### PROVIDED DATA
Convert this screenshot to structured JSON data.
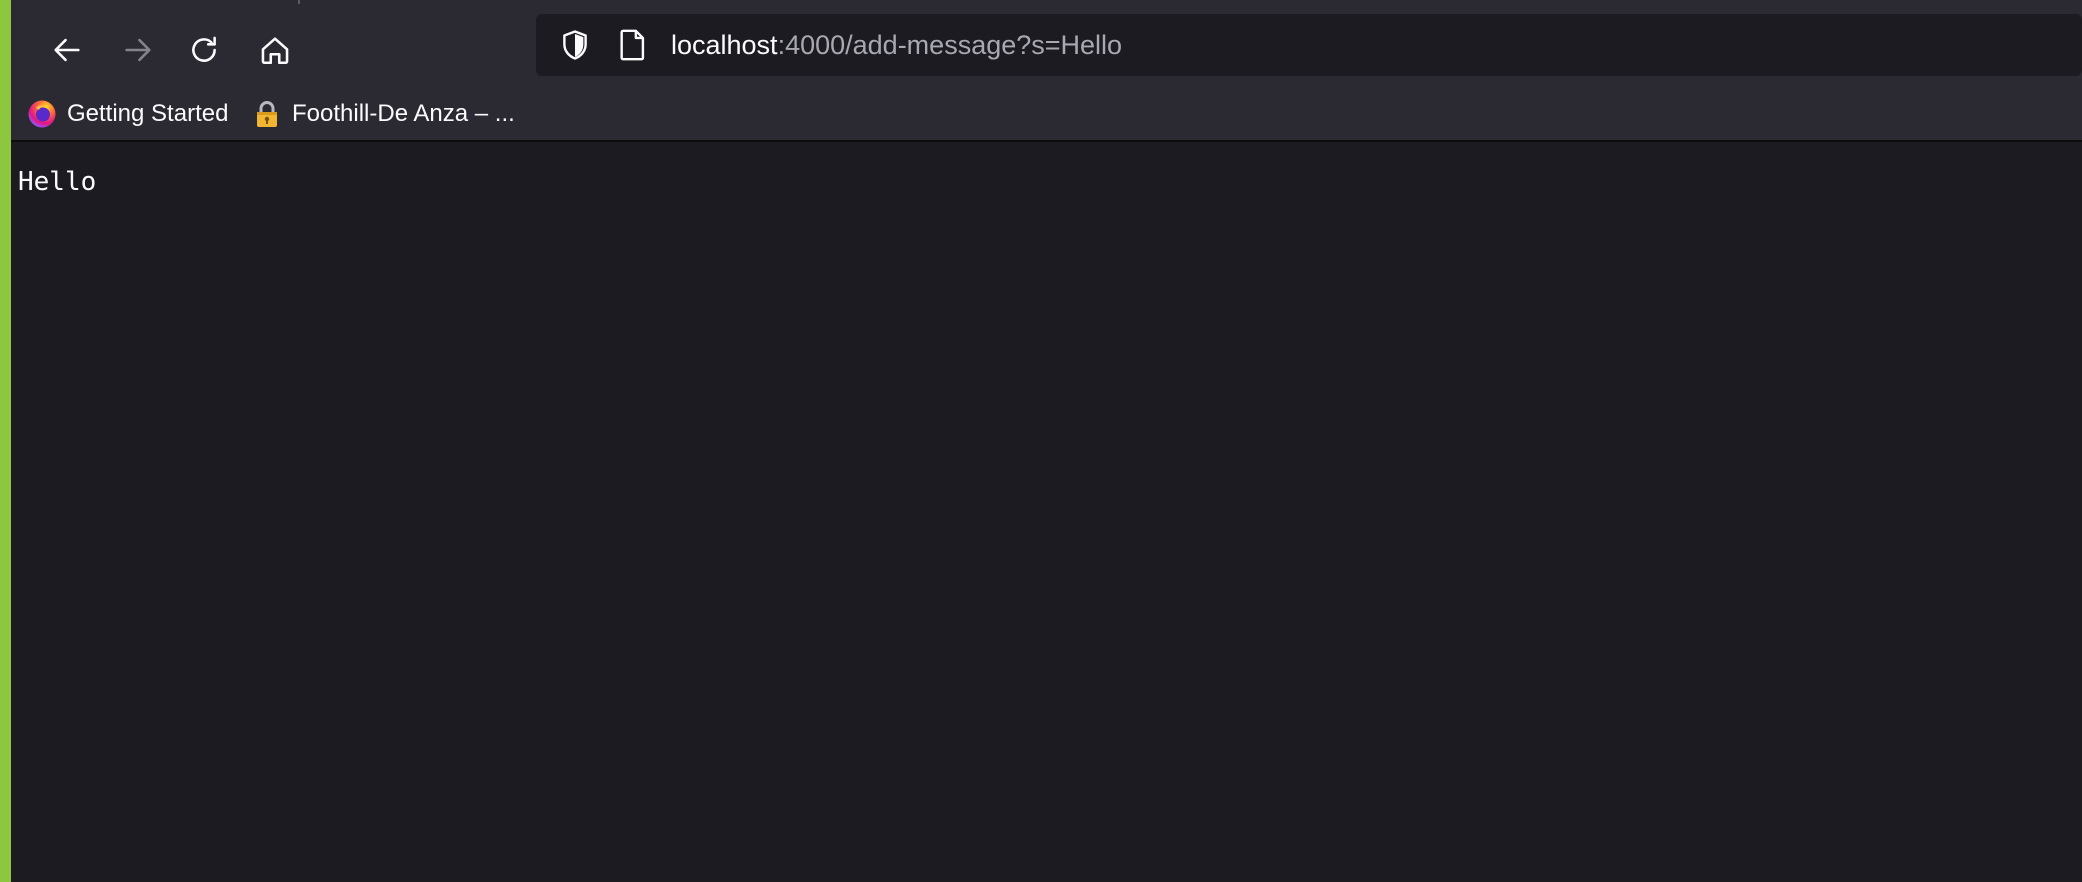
{
  "toolbar": {
    "back_icon": "back-arrow-icon",
    "forward_icon": "forward-arrow-icon",
    "reload_icon": "reload-icon",
    "home_icon": "home-icon"
  },
  "urlbar": {
    "host": "localhost",
    "rest": ":4000/add-message?s=Hello",
    "shield_icon": "tracking-protection-shield-icon",
    "page_icon": "page-icon"
  },
  "bookmarks": [
    {
      "label": "Getting Started",
      "icon": "firefox-logo-icon"
    },
    {
      "label": "Foothill-De Anza – ...",
      "icon": "lock-icon"
    }
  ],
  "page": {
    "text": "Hello"
  },
  "colors": {
    "accent_left_edge": "#8dc63f",
    "toolbar_bg": "#2b2a33",
    "content_bg": "#1c1b22",
    "text_primary": "#fbfbfe",
    "text_muted": "#a8a8b1"
  }
}
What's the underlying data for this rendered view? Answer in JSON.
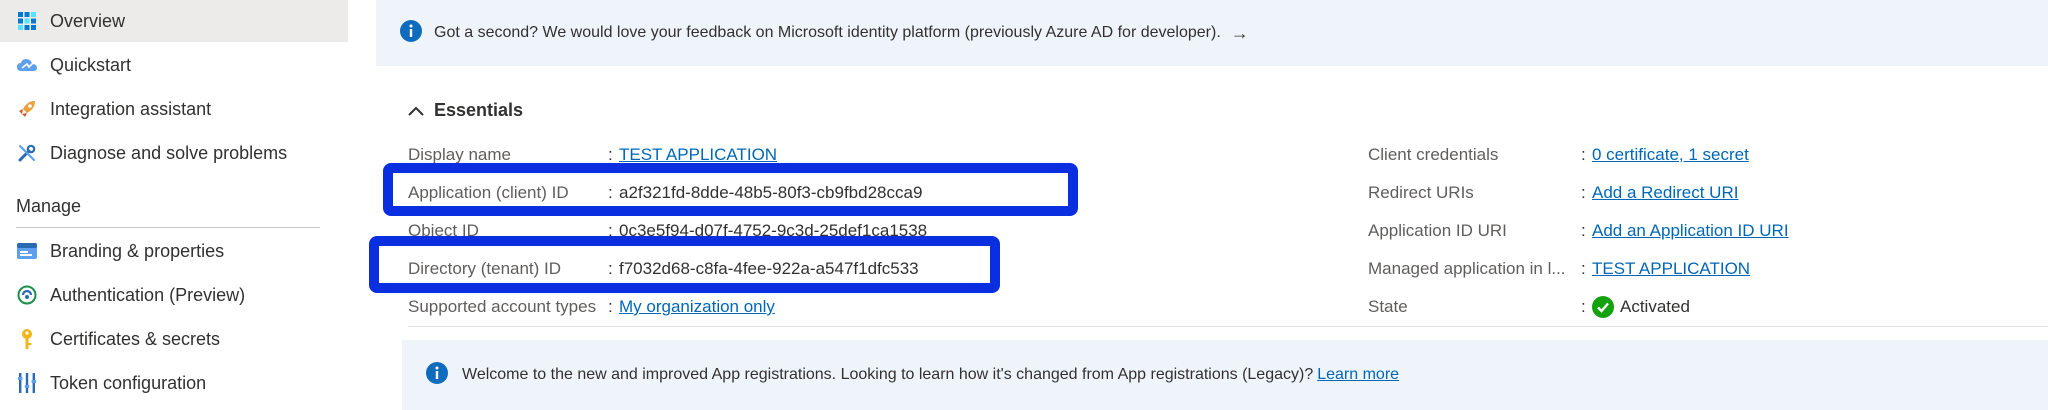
{
  "sidebar": {
    "items": [
      {
        "label": "Overview",
        "icon": "overview-grid-icon",
        "active": true
      },
      {
        "label": "Quickstart",
        "icon": "quickstart-cloud-icon"
      },
      {
        "label": "Integration assistant",
        "icon": "rocket-icon"
      },
      {
        "label": "Diagnose and solve problems",
        "icon": "wrench-icon"
      }
    ],
    "manage_heading": "Manage",
    "manage_items": [
      {
        "label": "Branding & properties",
        "icon": "branding-card-icon"
      },
      {
        "label": "Authentication (Preview)",
        "icon": "authentication-icon"
      },
      {
        "label": "Certificates & secrets",
        "icon": "key-icon"
      },
      {
        "label": "Token configuration",
        "icon": "token-bars-icon"
      }
    ]
  },
  "feedback_banner": {
    "text": "Got a second? We would love your feedback on Microsoft identity platform (previously Azure AD for developer).",
    "arrow": "→"
  },
  "essentials": {
    "title": "Essentials",
    "left": [
      {
        "label": "Display name",
        "value": "TEST APPLICATION",
        "link": true
      },
      {
        "label": "Application (client) ID",
        "value": "a2f321fd-8dde-48b5-80f3-cb9fbd28cca9",
        "link": false
      },
      {
        "label": "Object ID",
        "value": "0c3e5f94-d07f-4752-9c3d-25def1ca1538",
        "link": false
      },
      {
        "label": "Directory (tenant) ID",
        "value": "f7032d68-c8fa-4fee-922a-a547f1dfc533",
        "link": false
      },
      {
        "label": "Supported account types",
        "value": "My organization only",
        "link": true
      }
    ],
    "right": [
      {
        "label": "Client credentials",
        "value": "0 certificate, 1 secret",
        "link": true
      },
      {
        "label": "Redirect URIs",
        "value": "Add a Redirect URI",
        "link": true
      },
      {
        "label": "Application ID URI",
        "value": "Add an Application ID URI",
        "link": true
      },
      {
        "label": "Managed application in l...",
        "value": "TEST APPLICATION",
        "link": true
      },
      {
        "label": "State",
        "value": "Activated",
        "link": false,
        "status_icon": "check-circle-icon"
      }
    ],
    "colon": ":"
  },
  "legacy_banner": {
    "text": "Welcome to the new and improved App registrations. Looking to learn how it's changed from App registrations (Legacy)?",
    "link": "Learn more"
  },
  "colors": {
    "highlight": "#0a2fe0",
    "link": "#0067b8",
    "banner": "#eff4fb",
    "success": "#13a10e"
  }
}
######
Write out each entry exactly as given, but skip the pictures.

Convert this screenshot to structured JSON data.
{
  "toolbar": {
    "back_icon": "back-arrow-icon",
    "forward_icon": "forward-arrow-icon",
    "reload_icon": "reload-icon",
    "home_icon": "home-icon"
  },
  "urlbar": {
    "host": "localhost",
    "rest": ":4000/add-message?s=Hello",
    "shield_icon": "tracking-protection-shield-icon",
    "page_icon": "page-icon"
  },
  "bookmarks": [
    {
      "label": "Getting Started",
      "icon": "firefox-logo-icon"
    },
    {
      "label": "Foothill-De Anza – ...",
      "icon": "lock-icon"
    }
  ],
  "page": {
    "text": "Hello"
  },
  "colors": {
    "accent_left_edge": "#8dc63f",
    "toolbar_bg": "#2b2a33",
    "content_bg": "#1c1b22",
    "text_primary": "#fbfbfe",
    "text_muted": "#a8a8b1"
  }
}
What's the underlying data for this rendered view? Answer in JSON.
{
  "sidebar": {
    "items": [
      {
        "label": "Overview",
        "icon": "overview-grid-icon",
        "active": true
      },
      {
        "label": "Quickstart",
        "icon": "quickstart-cloud-icon"
      },
      {
        "label": "Integration assistant",
        "icon": "rocket-icon"
      },
      {
        "label": "Diagnose and solve problems",
        "icon": "wrench-icon"
      }
    ],
    "manage_heading": "Manage",
    "manage_items": [
      {
        "label": "Branding & properties",
        "icon": "branding-card-icon"
      },
      {
        "label": "Authentication (Preview)",
        "icon": "authentication-icon"
      },
      {
        "label": "Certificates & secrets",
        "icon": "key-icon"
      },
      {
        "label": "Token configuration",
        "icon": "token-bars-icon"
      }
    ]
  },
  "feedback_banner": {
    "text": "Got a second? We would love your feedback on Microsoft identity platform (previously Azure AD for developer).",
    "arrow": "→"
  },
  "essentials": {
    "title": "Essentials",
    "left": [
      {
        "label": "Display name",
        "value": "TEST APPLICATION",
        "link": true
      },
      {
        "label": "Application (client) ID",
        "value": "a2f321fd-8dde-48b5-80f3-cb9fbd28cca9",
        "link": false
      },
      {
        "label": "Object ID",
        "value": "0c3e5f94-d07f-4752-9c3d-25def1ca1538",
        "link": false
      },
      {
        "label": "Directory (tenant) ID",
        "value": "f7032d68-c8fa-4fee-922a-a547f1dfc533",
        "link": false
      },
      {
        "label": "Supported account types",
        "value": "My organization only",
        "link": true
      }
    ],
    "right": [
      {
        "label": "Client credentials",
        "value": "0 certificate, 1 secret",
        "link": true
      },
      {
        "label": "Redirect URIs",
        "value": "Add a Redirect URI",
        "link": true
      },
      {
        "label": "Application ID URI",
        "value": "Add an Application ID URI",
        "link": true
      },
      {
        "label": "Managed application in l...",
        "value": "TEST APPLICATION",
        "link": true
      },
      {
        "label": "State",
        "value": "Activated",
        "link": false,
        "status_icon": "check-circle-icon"
      }
    ],
    "colon": ":"
  },
  "legacy_banner": {
    "text": "Welcome to the new and improved App registrations. Looking to learn how it's changed from App registrations (Legacy)?",
    "link": "Learn more"
  },
  "colors": {
    "highlight": "#0a2fe0",
    "link": "#0067b8",
    "banner": "#eff4fb",
    "success": "#13a10e"
  }
}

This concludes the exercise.